» PROBLEM
Give every line from the entries that contains "minimize".

» DATASET ENTRIES
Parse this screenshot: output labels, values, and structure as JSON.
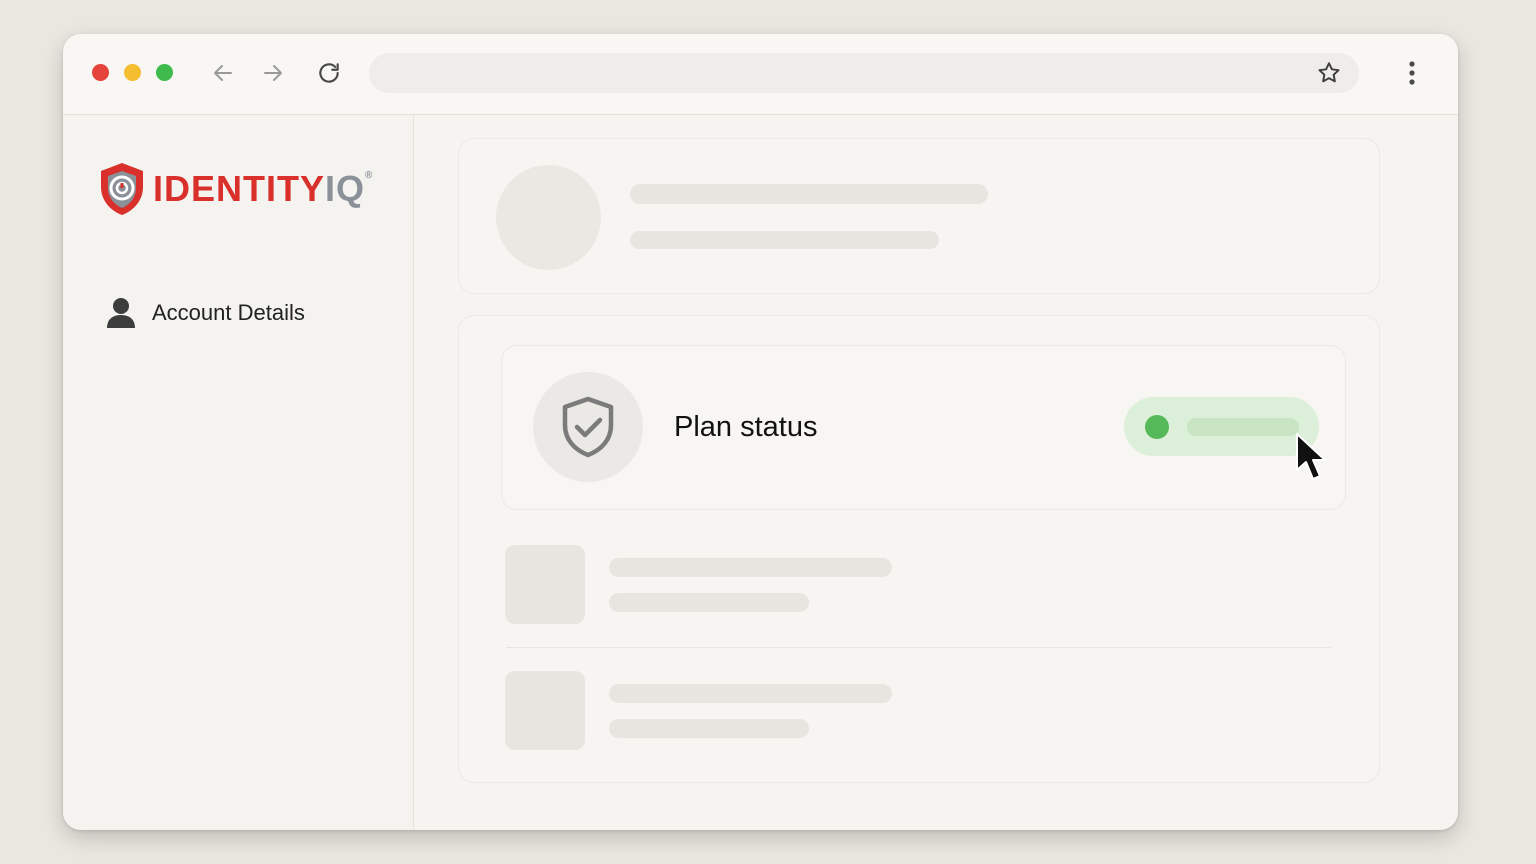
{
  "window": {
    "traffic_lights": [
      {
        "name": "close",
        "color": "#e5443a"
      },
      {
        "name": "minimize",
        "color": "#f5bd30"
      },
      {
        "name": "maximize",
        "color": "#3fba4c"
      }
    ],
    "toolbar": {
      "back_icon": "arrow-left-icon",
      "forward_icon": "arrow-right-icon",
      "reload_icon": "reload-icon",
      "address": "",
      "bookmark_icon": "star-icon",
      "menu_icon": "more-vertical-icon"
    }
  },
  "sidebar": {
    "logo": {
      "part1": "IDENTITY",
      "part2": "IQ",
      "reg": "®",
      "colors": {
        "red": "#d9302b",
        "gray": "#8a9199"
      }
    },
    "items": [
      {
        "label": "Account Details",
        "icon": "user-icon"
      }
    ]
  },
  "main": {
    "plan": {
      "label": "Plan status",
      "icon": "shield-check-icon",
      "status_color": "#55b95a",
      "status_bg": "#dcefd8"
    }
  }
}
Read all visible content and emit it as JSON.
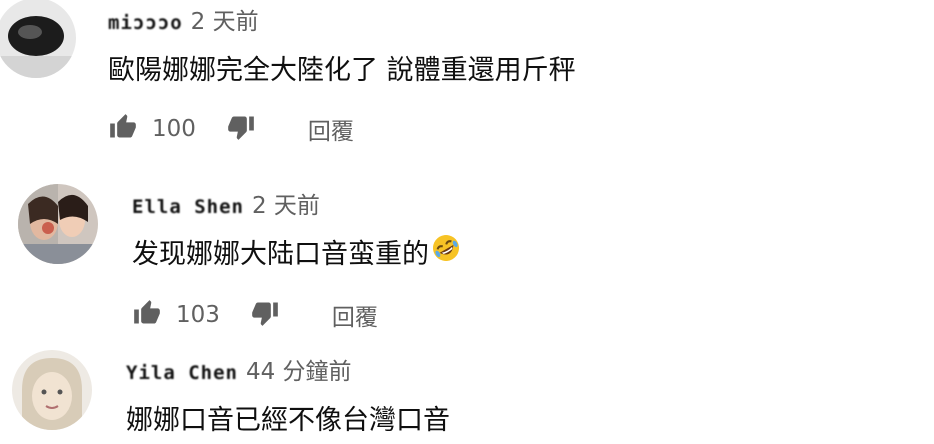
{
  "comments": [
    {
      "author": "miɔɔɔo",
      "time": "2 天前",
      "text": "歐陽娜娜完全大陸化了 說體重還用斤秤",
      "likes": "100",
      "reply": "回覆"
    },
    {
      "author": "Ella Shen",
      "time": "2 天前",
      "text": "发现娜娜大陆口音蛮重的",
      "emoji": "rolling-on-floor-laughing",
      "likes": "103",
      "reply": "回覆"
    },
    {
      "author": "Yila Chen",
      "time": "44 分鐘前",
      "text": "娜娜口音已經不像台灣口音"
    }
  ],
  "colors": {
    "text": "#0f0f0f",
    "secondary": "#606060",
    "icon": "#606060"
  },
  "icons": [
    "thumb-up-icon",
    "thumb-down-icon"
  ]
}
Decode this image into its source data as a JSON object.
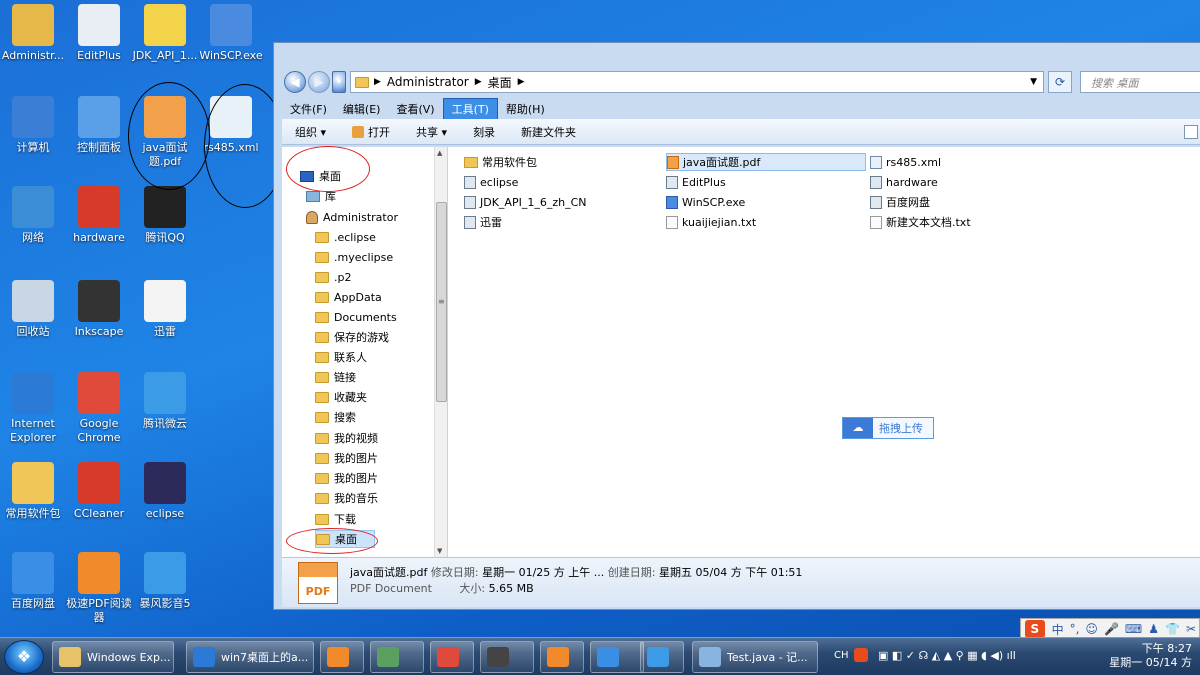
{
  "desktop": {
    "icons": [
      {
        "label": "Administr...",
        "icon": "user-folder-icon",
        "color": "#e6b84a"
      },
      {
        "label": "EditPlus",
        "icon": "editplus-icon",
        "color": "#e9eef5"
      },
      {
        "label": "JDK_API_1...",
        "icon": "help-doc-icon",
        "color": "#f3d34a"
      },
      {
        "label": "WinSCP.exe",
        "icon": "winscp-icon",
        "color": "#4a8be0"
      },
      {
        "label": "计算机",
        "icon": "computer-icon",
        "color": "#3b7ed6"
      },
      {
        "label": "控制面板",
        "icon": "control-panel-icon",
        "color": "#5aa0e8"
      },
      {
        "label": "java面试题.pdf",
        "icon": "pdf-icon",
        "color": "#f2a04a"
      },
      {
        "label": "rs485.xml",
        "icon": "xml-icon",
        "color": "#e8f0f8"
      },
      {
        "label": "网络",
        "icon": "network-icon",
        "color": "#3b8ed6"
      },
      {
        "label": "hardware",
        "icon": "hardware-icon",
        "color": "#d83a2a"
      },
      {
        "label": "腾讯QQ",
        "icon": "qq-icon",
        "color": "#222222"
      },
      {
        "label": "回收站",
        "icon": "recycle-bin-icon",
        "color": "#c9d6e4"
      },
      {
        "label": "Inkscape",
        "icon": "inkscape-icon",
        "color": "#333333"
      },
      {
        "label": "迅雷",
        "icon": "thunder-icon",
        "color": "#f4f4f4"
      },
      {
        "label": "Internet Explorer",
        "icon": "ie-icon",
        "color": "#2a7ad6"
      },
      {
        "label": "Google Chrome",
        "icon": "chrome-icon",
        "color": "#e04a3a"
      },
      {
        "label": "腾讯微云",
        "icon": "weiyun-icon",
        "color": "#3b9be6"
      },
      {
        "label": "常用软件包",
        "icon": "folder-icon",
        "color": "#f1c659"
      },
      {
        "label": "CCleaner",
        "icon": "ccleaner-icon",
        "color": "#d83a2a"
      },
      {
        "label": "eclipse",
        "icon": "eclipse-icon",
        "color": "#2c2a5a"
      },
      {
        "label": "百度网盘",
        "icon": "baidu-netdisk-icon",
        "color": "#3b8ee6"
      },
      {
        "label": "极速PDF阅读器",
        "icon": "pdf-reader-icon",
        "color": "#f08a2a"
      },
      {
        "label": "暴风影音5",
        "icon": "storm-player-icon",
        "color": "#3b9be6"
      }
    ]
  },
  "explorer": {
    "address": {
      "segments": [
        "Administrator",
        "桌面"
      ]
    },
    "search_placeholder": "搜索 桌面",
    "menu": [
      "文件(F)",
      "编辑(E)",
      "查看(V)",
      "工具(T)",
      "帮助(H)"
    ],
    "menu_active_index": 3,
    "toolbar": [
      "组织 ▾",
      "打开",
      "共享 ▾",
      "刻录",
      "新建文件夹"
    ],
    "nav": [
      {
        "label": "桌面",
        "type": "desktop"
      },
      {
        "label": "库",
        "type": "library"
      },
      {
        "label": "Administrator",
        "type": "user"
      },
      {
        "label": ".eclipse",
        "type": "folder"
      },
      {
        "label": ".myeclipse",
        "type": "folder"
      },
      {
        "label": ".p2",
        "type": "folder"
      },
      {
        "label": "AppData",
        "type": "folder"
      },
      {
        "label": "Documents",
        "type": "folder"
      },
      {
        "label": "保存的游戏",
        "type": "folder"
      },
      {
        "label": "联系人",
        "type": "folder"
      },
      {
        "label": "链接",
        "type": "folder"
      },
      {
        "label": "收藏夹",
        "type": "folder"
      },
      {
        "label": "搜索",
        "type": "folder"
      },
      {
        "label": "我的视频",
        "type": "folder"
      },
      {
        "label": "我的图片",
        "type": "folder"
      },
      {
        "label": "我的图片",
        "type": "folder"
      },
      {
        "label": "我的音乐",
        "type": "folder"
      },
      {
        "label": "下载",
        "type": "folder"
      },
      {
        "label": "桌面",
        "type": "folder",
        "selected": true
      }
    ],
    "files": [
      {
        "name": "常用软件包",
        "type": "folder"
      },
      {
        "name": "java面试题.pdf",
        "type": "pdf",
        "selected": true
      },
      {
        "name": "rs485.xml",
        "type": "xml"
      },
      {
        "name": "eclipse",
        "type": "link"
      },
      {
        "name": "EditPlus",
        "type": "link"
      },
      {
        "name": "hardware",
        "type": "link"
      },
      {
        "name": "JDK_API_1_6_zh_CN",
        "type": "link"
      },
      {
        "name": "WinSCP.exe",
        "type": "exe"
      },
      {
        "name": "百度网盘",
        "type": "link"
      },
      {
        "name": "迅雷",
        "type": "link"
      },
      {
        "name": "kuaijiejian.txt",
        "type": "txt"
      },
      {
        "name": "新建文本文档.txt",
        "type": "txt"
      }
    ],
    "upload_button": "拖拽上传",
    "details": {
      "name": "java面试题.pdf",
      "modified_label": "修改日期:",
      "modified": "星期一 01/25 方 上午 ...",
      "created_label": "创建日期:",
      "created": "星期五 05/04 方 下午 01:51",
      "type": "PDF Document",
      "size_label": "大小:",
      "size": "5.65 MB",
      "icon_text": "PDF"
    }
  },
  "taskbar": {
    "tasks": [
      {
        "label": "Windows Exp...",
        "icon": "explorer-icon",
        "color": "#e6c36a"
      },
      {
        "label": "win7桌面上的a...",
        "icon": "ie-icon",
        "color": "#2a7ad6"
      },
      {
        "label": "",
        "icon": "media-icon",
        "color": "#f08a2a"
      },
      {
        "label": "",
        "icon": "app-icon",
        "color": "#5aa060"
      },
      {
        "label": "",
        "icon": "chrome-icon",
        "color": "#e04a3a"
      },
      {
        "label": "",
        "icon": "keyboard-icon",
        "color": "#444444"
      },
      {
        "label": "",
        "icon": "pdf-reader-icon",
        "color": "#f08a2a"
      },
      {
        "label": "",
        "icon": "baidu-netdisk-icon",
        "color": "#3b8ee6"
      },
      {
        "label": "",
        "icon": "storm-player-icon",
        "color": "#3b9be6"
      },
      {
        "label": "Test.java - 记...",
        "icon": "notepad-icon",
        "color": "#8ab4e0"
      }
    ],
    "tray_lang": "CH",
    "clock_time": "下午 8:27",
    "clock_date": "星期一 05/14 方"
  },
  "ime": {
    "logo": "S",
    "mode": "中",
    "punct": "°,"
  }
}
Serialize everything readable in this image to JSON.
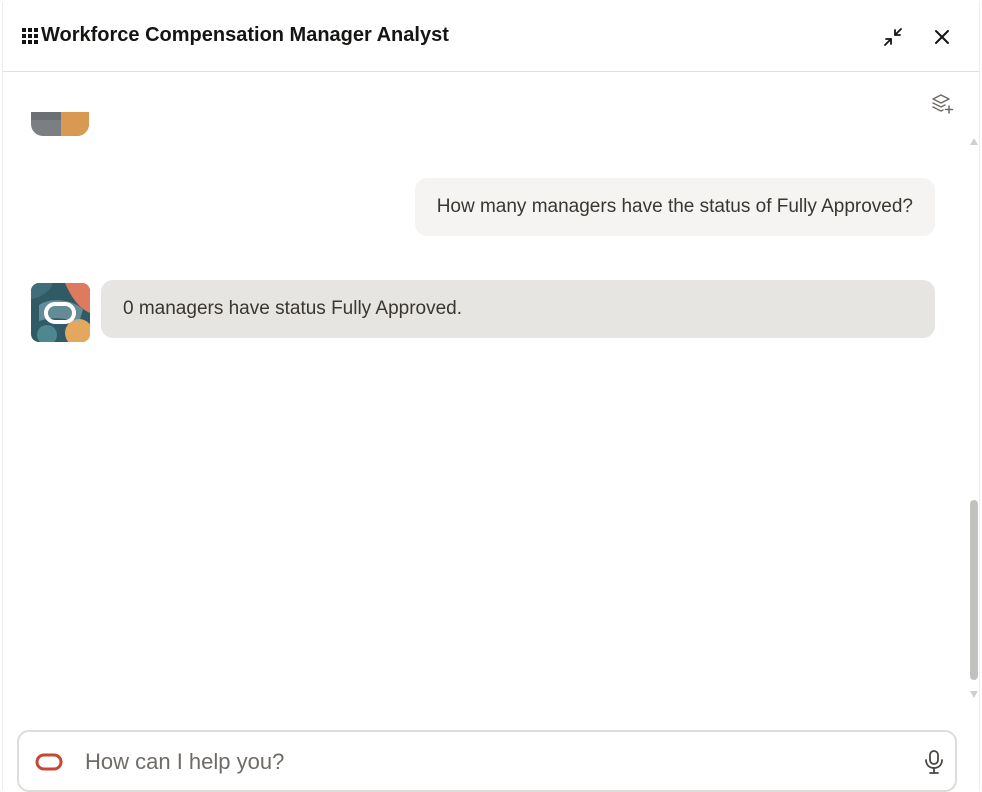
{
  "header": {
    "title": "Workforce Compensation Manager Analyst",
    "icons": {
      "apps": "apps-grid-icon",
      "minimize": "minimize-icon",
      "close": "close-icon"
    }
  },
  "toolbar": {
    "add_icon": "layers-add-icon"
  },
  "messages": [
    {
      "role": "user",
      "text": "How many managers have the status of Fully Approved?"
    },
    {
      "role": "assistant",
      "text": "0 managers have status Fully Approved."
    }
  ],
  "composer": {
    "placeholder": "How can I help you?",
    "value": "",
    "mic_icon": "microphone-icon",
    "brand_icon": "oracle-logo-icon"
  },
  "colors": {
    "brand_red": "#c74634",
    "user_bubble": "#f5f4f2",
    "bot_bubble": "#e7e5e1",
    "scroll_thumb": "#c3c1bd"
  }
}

» CORRECT RESULT
        "name": "minimize",
      "minimize": "minimize-icon",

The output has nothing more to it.